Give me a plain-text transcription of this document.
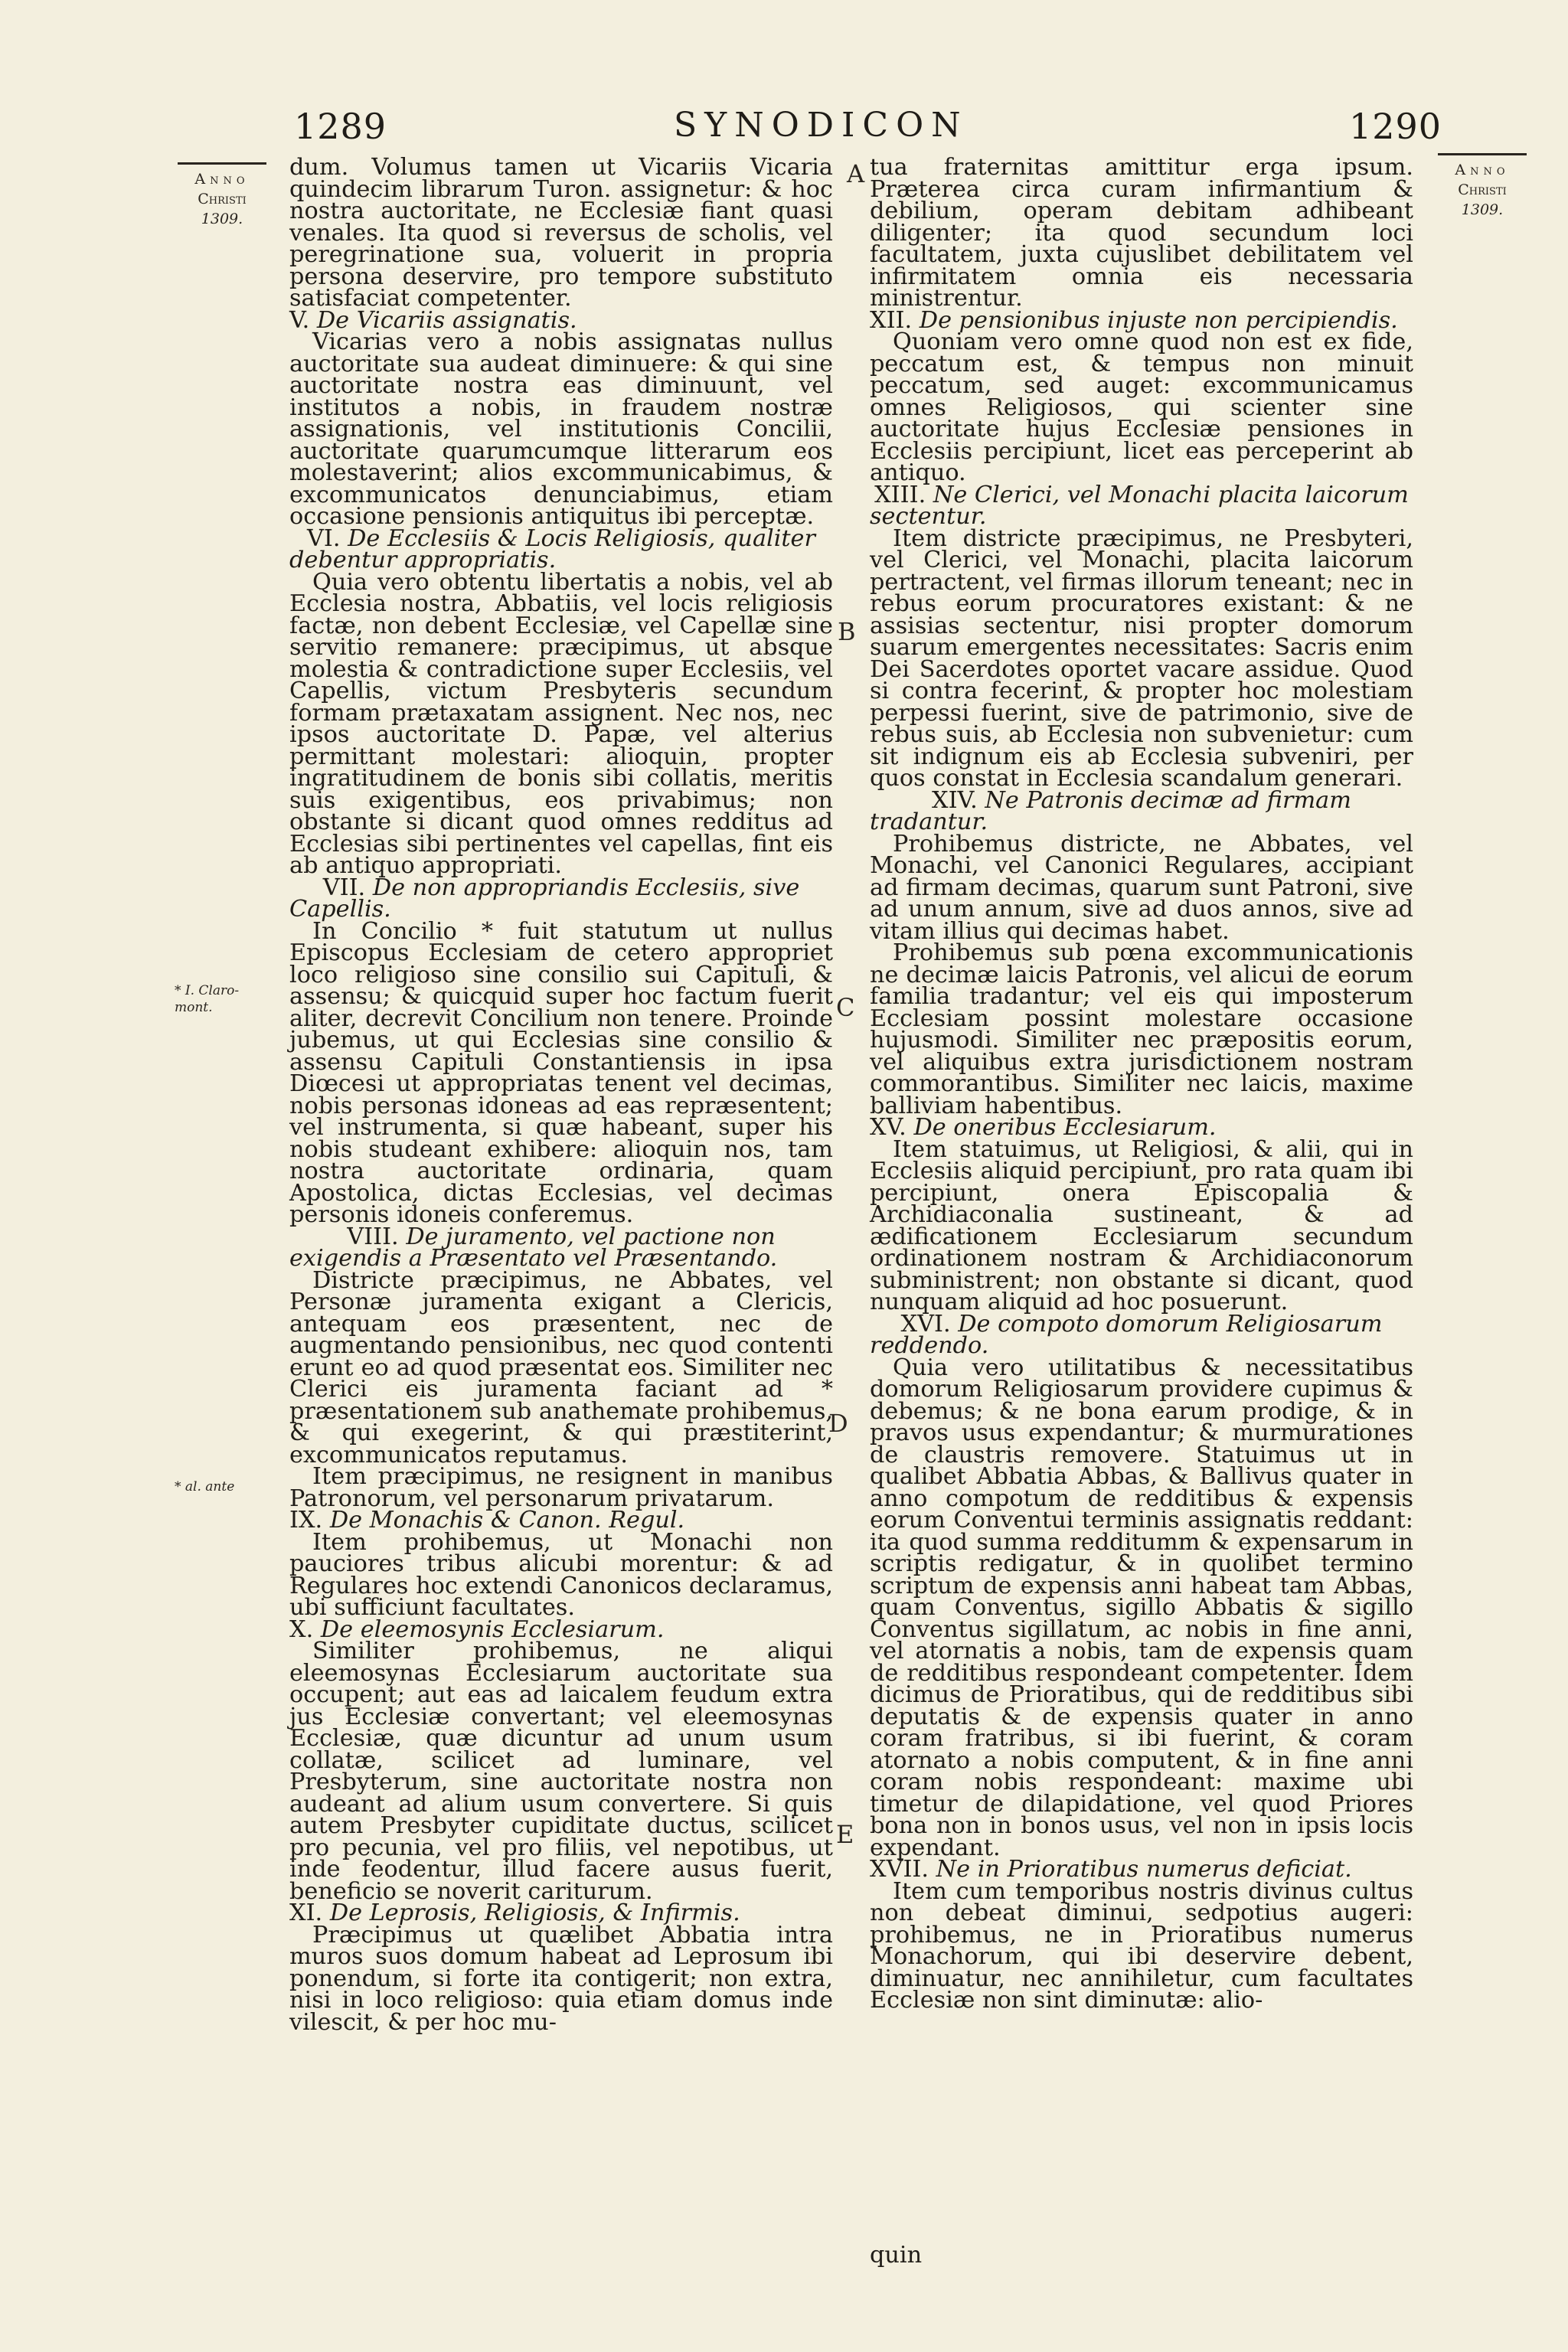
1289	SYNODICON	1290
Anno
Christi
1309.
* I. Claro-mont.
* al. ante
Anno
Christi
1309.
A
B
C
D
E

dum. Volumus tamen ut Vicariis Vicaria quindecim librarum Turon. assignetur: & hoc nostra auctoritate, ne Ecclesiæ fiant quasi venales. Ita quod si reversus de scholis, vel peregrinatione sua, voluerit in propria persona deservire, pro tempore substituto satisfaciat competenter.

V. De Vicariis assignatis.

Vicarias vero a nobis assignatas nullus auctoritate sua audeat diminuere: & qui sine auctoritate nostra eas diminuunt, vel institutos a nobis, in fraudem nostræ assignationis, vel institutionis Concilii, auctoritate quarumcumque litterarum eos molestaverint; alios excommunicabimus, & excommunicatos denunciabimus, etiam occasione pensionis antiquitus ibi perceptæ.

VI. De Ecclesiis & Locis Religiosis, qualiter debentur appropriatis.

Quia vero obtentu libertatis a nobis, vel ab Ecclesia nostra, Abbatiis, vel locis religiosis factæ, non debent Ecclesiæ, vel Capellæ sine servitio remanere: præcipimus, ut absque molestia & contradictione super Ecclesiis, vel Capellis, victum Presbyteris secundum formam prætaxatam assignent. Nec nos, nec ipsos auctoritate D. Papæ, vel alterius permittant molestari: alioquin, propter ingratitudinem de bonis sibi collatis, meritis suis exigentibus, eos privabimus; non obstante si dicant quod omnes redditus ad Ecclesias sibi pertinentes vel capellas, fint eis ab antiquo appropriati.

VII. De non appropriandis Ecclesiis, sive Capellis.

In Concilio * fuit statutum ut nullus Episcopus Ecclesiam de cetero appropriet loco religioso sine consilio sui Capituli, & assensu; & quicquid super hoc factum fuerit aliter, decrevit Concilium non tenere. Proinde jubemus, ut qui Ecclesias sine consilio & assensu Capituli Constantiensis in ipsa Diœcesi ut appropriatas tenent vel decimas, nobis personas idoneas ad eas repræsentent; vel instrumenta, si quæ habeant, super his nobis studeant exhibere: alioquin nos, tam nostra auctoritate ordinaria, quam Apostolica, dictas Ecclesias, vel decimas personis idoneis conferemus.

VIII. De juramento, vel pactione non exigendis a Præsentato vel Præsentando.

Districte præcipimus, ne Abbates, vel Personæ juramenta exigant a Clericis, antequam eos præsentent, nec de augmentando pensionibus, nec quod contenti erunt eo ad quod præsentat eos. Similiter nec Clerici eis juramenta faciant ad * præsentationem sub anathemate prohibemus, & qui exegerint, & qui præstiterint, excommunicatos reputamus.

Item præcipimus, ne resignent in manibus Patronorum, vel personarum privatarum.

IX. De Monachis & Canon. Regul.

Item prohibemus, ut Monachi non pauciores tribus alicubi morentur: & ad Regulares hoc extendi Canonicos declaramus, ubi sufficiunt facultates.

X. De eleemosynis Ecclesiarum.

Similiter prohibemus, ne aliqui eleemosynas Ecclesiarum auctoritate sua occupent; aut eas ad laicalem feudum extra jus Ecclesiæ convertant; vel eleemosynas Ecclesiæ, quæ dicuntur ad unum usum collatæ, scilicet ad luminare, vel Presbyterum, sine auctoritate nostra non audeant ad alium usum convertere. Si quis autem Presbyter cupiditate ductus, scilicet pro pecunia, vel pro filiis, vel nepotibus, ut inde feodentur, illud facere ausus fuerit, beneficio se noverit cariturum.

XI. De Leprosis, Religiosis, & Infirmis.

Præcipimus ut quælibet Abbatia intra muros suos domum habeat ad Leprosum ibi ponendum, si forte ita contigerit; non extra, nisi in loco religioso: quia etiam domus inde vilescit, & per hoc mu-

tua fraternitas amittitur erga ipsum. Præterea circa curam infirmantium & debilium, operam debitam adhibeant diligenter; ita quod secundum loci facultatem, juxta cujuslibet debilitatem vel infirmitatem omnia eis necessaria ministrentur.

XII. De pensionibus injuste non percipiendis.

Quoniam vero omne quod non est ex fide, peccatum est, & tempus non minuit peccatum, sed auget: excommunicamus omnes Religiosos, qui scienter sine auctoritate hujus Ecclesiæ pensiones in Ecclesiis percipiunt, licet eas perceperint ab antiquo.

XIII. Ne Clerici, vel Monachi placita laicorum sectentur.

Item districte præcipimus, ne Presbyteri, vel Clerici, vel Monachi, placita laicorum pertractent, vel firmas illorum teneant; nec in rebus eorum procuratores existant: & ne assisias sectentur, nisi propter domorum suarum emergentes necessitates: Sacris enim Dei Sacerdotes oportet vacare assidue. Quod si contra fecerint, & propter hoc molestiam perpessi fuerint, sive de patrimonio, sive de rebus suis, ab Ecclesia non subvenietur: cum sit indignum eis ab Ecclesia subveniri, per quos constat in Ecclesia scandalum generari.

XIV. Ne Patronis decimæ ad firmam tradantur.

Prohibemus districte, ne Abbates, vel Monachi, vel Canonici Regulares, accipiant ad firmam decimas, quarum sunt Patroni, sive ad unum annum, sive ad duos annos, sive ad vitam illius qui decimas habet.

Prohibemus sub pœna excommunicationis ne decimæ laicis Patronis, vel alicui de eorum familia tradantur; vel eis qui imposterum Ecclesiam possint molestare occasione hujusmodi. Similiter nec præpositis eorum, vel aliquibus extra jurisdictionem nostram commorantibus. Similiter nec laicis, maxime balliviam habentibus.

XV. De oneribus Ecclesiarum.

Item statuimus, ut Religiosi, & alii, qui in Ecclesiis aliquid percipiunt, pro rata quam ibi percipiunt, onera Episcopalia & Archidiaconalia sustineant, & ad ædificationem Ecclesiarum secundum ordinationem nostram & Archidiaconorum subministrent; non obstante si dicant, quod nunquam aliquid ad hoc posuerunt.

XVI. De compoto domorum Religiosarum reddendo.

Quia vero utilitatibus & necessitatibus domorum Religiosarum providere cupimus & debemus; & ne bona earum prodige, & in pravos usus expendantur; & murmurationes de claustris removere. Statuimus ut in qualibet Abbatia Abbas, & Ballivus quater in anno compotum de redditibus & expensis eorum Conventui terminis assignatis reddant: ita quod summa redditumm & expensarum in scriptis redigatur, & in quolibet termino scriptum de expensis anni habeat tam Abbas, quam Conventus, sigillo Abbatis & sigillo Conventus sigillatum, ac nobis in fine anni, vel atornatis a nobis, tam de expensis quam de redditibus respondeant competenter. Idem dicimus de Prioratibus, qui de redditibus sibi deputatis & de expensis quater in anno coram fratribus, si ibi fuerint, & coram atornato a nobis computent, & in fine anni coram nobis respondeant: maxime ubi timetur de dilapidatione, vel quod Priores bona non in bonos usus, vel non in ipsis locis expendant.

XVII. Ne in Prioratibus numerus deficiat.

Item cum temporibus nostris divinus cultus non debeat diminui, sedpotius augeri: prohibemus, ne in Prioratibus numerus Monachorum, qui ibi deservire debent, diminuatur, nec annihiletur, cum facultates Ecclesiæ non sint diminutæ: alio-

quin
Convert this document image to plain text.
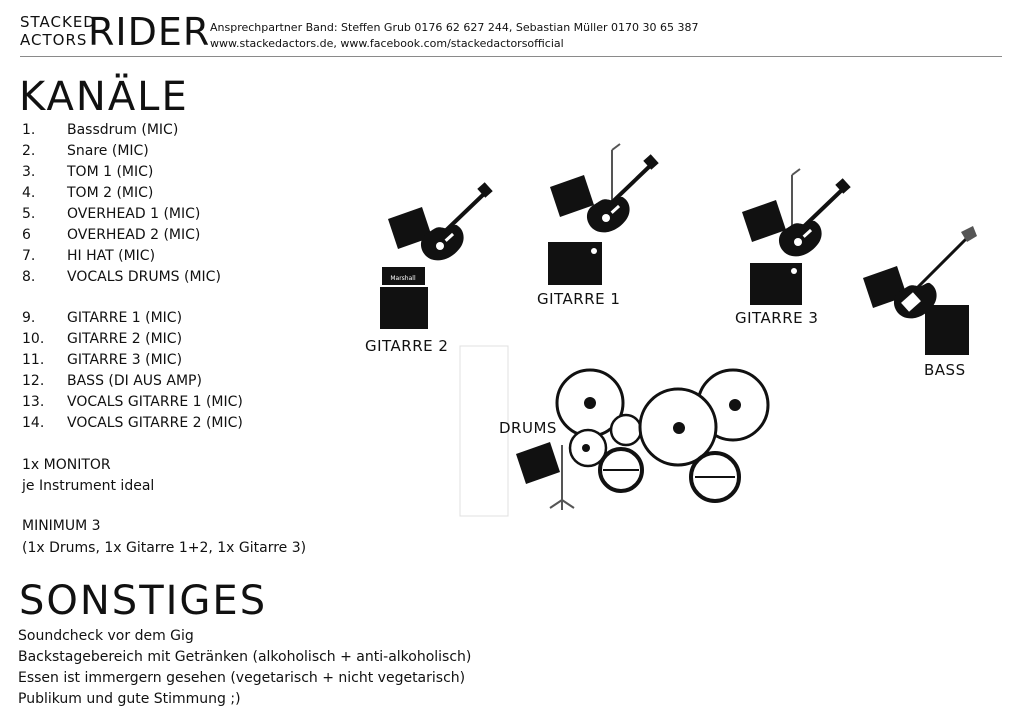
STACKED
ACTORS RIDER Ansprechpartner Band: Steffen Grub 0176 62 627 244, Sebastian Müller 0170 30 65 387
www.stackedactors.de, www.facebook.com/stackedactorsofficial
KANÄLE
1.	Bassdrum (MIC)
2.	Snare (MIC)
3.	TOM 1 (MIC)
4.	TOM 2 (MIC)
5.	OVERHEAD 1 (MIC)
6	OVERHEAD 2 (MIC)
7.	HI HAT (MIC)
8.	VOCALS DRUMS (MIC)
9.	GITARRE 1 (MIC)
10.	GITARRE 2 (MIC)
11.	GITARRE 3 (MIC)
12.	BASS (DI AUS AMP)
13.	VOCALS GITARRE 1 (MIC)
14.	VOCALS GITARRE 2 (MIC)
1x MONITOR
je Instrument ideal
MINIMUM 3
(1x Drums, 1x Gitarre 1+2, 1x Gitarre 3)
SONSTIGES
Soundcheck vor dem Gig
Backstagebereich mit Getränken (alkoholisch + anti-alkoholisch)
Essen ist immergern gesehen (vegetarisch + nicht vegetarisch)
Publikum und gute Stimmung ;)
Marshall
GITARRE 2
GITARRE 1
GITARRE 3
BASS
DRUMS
────────────────────────────────────────
**Given exercise**
Among the lines of the material, find those that hold the word "firmam" and copy them.

**Result of this task**
XIV. Ne Patronis decimæ ad firmam tradantur.
Prohibemus districte, ne Abbates, vel Monachi, vel Canonici Regulares, accipiant ad firmam decimas, quarum sunt Patroni, sive ad unum annum, sive ad duos annos, sive ad vitam illius qui decimas habet.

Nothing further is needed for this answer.